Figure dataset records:
-*-

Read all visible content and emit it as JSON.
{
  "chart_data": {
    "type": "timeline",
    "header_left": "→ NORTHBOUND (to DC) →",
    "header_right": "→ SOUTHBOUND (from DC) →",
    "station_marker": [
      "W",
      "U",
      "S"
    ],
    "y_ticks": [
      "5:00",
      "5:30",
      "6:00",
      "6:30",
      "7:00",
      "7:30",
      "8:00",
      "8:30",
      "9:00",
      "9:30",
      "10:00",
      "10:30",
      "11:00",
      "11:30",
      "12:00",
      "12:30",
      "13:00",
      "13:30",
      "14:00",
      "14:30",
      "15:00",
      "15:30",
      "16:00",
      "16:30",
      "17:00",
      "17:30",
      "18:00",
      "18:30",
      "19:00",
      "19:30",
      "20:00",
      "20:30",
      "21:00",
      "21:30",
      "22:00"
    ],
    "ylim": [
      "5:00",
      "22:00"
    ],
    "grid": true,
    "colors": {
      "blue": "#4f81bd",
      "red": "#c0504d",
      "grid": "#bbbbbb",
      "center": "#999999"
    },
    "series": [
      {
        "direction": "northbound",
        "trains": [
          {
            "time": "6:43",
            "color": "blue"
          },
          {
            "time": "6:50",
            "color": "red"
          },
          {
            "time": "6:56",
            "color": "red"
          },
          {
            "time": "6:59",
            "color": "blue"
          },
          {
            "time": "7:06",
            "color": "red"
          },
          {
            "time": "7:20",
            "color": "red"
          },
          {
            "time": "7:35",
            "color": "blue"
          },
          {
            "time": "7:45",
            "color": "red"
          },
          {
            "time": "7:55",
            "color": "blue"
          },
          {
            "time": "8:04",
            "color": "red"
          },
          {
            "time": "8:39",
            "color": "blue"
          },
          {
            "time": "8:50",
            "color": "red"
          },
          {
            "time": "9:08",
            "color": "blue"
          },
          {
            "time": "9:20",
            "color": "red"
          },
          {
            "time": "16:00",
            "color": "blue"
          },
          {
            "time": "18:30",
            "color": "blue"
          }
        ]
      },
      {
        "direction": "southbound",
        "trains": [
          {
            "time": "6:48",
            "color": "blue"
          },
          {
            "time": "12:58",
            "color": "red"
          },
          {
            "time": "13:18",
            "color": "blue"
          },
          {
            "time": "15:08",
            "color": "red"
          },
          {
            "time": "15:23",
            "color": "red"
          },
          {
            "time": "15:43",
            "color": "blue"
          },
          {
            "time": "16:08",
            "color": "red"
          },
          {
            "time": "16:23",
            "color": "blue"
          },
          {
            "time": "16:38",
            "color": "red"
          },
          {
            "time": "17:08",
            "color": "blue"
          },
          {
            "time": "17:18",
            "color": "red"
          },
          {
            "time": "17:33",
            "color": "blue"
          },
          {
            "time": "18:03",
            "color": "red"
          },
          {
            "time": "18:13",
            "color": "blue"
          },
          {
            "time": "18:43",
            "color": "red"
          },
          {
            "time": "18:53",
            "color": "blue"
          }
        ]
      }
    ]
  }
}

-*-

> **EXERCISE DIRECTIONS**
Return the full listing, character for character.

> **WORKED ANSWER**
Read all visible content and emit it as JSON.
{
  "chart_data": {
    "type": "timeline",
    "header_left": "→ NORTHBOUND (to DC) →",
    "header_right": "→ SOUTHBOUND (from DC) →",
    "station_marker": [
      "W",
      "U",
      "S"
    ],
    "y_ticks": [
      "5:00",
      "5:30",
      "6:00",
      "6:30",
      "7:00",
      "7:30",
      "8:00",
      "8:30",
      "9:00",
      "9:30",
      "10:00",
      "10:30",
      "11:00",
      "11:30",
      "12:00",
      "12:30",
      "13:00",
      "13:30",
      "14:00",
      "14:30",
      "15:00",
      "15:30",
      "16:00",
      "16:30",
      "17:00",
      "17:30",
      "18:00",
      "18:30",
      "19:00",
      "19:30",
      "20:00",
      "20:30",
      "21:00",
      "21:30",
      "22:00"
    ],
    "ylim": [
      "5:00",
      "22:00"
    ],
    "grid": true,
    "colors": {
      "blue": "#4f81bd",
      "red": "#c0504d",
      "grid": "#bbbbbb",
      "center": "#999999"
    },
    "series": [
      {
        "direction": "northbound",
        "trains": [
          {
            "time": "6:43",
            "color": "blue"
          },
          {
            "time": "6:50",
            "color": "red"
          },
          {
            "time": "6:56",
            "color": "red"
          },
          {
            "time": "6:59",
            "color": "blue"
          },
          {
            "time": "7:06",
            "color": "red"
          },
          {
            "time": "7:20",
            "color": "red"
          },
          {
            "time": "7:35",
            "color": "blue"
          },
          {
            "time": "7:45",
            "color": "red"
          },
          {
            "time": "7:55",
            "color": "blue"
          },
          {
            "time": "8:04",
            "color": "red"
          },
          {
            "time": "8:39",
            "color": "blue"
          },
          {
            "time": "8:50",
            "color": "red"
          },
          {
            "time": "9:08",
            "color": "blue"
          },
          {
            "time": "9:20",
            "color": "red"
          },
          {
            "time": "16:00",
            "color": "blue"
          },
          {
            "time": "18:30",
            "color": "blue"
          }
        ]
      },
      {
        "direction": "southbound",
        "trains": [
          {
            "time": "6:48",
            "color": "blue"
          },
          {
            "time": "12:58",
            "color": "red"
          },
          {
            "time": "13:18",
            "color": "blue"
          },
          {
            "time": "15:08",
            "color": "red"
          },
          {
            "time": "15:23",
            "color": "red"
          },
          {
            "time": "15:43",
            "color": "blue"
          },
          {
            "time": "16:08",
            "color": "red"
          },
          {
            "time": "16:23",
            "color": "blue"
          },
          {
            "time": "16:38",
            "color": "red"
          },
          {
            "time": "17:08",
            "color": "blue"
          },
          {
            "time": "17:18",
            "color": "red"
          },
          {
            "time": "17:33",
            "color": "blue"
          },
          {
            "time": "18:03",
            "color": "red"
          },
          {
            "time": "18:13",
            "color": "blue"
          },
          {
            "time": "18:43",
            "color": "red"
          },
          {
            "time": "18:53",
            "color": "blue"
          }
        ]
      }
    ]
  }
}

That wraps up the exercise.